» **Written instruction**
Would you pull out every line of the material that contains the string "temples"?

» **Provided material**

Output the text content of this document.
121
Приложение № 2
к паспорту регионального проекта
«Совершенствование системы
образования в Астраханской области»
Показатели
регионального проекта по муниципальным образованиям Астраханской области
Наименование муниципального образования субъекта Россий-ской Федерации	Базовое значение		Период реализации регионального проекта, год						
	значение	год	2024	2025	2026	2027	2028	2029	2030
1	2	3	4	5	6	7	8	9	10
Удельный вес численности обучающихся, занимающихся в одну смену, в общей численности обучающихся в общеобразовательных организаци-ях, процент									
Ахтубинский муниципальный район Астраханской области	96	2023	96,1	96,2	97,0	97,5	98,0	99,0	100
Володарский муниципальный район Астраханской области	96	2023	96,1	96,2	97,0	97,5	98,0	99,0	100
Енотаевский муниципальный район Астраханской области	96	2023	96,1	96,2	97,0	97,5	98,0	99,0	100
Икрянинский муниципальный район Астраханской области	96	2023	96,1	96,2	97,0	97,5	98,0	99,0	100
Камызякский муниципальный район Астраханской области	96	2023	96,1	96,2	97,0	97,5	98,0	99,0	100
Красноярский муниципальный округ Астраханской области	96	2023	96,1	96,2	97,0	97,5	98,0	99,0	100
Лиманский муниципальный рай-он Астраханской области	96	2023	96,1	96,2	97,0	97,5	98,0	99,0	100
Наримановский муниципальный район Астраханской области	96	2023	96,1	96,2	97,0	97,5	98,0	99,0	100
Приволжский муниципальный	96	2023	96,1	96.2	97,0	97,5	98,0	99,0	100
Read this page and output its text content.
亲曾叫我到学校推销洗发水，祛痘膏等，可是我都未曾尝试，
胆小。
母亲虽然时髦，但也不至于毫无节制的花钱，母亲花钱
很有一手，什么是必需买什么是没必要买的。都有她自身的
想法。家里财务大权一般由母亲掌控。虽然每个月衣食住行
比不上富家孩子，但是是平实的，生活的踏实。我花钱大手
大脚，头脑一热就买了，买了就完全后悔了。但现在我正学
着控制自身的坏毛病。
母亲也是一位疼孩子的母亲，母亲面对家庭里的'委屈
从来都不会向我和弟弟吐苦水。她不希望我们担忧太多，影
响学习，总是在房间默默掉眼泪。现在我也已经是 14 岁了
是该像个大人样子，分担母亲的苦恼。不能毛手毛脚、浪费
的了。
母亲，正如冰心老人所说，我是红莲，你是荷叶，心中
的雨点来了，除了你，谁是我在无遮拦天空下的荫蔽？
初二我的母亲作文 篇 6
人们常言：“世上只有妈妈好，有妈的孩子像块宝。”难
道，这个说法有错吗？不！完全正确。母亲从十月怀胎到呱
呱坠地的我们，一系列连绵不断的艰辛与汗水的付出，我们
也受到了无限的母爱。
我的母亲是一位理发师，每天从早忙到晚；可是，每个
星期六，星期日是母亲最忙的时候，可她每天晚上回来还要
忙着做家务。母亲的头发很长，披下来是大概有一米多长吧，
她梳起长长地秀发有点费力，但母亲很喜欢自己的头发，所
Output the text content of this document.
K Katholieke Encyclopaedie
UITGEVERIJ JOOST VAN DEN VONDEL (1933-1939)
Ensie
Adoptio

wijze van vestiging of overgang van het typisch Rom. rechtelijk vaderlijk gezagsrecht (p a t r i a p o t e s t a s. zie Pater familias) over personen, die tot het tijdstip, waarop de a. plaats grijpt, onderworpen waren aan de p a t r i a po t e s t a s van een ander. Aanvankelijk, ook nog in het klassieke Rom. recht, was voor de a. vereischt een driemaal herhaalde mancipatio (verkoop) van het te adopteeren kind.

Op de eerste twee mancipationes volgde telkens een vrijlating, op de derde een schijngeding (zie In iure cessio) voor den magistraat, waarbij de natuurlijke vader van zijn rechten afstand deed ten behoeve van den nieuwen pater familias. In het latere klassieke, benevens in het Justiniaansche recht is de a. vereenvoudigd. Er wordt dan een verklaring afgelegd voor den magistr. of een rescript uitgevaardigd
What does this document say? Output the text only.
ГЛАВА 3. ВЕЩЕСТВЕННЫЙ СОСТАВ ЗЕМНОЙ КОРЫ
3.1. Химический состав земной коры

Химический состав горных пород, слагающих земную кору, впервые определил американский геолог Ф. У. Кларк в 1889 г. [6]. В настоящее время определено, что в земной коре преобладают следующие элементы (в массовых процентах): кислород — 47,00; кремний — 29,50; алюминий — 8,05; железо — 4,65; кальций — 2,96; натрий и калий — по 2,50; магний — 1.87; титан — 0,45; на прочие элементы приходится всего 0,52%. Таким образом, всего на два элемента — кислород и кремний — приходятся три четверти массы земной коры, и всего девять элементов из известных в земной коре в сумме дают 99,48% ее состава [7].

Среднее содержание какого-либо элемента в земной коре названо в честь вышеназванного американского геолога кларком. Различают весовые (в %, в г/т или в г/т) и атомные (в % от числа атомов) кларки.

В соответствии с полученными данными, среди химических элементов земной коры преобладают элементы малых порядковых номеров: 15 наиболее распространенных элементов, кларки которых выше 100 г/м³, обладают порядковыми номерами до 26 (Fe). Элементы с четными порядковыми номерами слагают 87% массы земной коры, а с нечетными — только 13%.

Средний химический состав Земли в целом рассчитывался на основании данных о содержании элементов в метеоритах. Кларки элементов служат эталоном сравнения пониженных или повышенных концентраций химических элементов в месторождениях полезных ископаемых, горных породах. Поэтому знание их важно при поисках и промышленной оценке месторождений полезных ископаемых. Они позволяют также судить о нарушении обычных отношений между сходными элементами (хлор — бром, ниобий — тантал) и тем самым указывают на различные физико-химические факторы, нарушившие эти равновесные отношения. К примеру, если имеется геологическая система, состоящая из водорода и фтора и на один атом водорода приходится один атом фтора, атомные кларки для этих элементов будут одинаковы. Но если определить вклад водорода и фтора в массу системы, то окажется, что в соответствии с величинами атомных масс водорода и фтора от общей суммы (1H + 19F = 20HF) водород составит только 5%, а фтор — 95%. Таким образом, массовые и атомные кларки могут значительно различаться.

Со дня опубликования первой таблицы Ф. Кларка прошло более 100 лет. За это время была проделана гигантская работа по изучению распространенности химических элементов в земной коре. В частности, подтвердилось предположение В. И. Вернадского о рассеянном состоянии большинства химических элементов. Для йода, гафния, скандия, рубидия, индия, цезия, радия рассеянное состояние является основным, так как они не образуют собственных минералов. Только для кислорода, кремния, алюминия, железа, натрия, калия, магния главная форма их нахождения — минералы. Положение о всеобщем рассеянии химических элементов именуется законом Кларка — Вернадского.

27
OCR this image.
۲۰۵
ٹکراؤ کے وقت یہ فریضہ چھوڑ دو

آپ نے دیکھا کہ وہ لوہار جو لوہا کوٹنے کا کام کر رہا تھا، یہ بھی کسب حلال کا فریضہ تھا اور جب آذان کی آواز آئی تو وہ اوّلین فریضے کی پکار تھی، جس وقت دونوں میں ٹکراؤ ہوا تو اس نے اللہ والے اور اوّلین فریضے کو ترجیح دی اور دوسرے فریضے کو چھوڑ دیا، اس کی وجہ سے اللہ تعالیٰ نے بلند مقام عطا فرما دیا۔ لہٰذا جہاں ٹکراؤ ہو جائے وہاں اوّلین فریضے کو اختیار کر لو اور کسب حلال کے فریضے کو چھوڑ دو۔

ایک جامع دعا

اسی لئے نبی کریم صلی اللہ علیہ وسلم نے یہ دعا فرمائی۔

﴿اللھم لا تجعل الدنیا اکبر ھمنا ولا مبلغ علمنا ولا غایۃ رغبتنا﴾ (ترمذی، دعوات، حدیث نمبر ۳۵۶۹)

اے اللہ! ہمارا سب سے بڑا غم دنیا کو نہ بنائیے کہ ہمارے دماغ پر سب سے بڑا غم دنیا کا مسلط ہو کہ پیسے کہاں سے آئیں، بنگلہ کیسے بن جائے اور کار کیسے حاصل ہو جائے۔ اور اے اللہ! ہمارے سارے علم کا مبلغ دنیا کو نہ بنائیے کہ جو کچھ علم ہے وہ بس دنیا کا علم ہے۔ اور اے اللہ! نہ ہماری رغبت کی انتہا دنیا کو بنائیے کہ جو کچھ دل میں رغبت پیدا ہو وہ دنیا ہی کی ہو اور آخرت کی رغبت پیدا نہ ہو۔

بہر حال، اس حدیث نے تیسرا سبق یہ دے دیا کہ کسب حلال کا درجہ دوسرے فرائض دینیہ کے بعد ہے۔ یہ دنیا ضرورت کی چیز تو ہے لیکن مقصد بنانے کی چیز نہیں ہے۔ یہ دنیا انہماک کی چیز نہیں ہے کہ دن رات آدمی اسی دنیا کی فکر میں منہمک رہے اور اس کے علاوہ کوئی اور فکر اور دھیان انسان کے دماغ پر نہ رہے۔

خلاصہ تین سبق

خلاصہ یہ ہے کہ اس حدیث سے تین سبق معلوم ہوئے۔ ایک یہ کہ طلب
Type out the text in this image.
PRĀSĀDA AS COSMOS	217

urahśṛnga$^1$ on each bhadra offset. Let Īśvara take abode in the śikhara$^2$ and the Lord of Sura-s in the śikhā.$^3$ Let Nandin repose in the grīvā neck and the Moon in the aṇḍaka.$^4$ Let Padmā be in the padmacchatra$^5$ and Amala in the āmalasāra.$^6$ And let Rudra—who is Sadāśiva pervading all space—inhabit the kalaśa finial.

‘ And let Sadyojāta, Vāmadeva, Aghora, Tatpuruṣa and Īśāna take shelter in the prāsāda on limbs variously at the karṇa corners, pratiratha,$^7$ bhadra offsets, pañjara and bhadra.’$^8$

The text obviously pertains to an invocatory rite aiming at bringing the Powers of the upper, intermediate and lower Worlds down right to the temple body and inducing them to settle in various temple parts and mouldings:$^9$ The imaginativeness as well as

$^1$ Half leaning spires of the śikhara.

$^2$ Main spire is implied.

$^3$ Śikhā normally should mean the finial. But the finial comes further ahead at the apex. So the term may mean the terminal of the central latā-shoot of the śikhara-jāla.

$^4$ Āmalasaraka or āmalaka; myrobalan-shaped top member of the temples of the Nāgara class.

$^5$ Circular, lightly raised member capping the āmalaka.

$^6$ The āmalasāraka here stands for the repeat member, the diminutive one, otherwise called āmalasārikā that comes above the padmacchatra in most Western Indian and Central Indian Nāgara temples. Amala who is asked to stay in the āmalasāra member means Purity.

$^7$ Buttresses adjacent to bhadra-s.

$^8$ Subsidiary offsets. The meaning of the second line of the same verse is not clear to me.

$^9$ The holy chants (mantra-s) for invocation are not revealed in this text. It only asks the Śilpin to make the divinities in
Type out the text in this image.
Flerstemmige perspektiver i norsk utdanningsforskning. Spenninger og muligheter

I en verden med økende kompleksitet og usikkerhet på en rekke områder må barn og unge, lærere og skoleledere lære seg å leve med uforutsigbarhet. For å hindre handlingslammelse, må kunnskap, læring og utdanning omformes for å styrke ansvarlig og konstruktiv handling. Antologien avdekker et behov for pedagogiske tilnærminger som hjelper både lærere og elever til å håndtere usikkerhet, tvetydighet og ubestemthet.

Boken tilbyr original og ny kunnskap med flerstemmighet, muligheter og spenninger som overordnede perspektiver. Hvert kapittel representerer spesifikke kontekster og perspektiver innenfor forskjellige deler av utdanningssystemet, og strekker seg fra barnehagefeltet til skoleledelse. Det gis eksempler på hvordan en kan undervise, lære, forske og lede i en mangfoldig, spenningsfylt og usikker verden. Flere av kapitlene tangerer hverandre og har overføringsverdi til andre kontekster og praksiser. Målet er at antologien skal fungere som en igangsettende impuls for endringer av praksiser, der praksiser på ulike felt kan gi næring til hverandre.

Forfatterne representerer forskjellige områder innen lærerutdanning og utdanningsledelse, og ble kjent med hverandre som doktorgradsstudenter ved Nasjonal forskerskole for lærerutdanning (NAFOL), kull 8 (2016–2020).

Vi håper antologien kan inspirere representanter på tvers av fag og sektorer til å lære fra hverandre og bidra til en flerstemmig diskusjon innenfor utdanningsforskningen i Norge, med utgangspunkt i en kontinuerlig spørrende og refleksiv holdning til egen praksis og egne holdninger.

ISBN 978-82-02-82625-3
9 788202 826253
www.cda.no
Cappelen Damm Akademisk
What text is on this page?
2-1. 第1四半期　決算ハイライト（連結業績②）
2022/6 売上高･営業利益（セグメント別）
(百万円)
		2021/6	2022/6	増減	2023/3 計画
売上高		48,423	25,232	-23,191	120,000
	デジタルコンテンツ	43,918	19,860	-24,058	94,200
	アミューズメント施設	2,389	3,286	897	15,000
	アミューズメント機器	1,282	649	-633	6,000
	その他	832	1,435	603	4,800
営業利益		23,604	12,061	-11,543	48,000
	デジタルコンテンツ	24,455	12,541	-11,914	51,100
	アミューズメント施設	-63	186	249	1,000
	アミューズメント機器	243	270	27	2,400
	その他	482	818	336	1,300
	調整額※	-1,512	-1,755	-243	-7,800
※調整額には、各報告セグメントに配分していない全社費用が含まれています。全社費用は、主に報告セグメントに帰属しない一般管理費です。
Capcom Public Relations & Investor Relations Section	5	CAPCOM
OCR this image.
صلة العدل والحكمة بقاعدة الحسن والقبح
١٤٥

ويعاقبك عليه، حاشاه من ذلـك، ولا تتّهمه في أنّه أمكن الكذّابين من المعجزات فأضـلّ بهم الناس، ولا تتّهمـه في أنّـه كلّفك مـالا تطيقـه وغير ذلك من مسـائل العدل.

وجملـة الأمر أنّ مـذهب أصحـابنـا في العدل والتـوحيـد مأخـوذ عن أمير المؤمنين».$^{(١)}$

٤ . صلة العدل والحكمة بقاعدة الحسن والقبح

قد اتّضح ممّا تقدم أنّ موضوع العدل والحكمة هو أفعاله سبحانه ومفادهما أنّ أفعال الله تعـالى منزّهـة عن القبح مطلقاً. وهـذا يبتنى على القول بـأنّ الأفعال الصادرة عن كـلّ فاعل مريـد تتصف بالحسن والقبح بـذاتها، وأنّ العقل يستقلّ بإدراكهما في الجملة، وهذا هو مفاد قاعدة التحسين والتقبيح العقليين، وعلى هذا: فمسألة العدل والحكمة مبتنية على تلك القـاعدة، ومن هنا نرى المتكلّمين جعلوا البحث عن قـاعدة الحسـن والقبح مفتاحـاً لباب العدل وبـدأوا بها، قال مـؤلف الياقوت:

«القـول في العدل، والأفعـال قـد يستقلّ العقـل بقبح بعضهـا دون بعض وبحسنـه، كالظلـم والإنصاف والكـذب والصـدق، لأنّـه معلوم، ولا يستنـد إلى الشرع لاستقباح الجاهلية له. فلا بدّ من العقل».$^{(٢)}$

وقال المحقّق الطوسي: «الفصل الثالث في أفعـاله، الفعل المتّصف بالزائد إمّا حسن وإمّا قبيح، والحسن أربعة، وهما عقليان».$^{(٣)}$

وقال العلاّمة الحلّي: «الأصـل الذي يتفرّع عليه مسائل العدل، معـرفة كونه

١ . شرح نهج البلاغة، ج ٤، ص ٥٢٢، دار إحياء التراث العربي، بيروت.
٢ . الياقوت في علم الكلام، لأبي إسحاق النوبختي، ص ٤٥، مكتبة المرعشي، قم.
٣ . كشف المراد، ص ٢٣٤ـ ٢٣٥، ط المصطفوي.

» **Correct result**
$^4$ Āmalasaraka or āmalaka; myrobalan-shaped top member of the temples of the Nāgara class.
$^6$ The āmalasāraka here stands for the repeat member, the diminutive one, otherwise called āmalasārikā that comes above the padmacchatra in most Western Indian and Central Indian Nāgara temples. Amala who is asked to stay in the āmalasāra member means Purity.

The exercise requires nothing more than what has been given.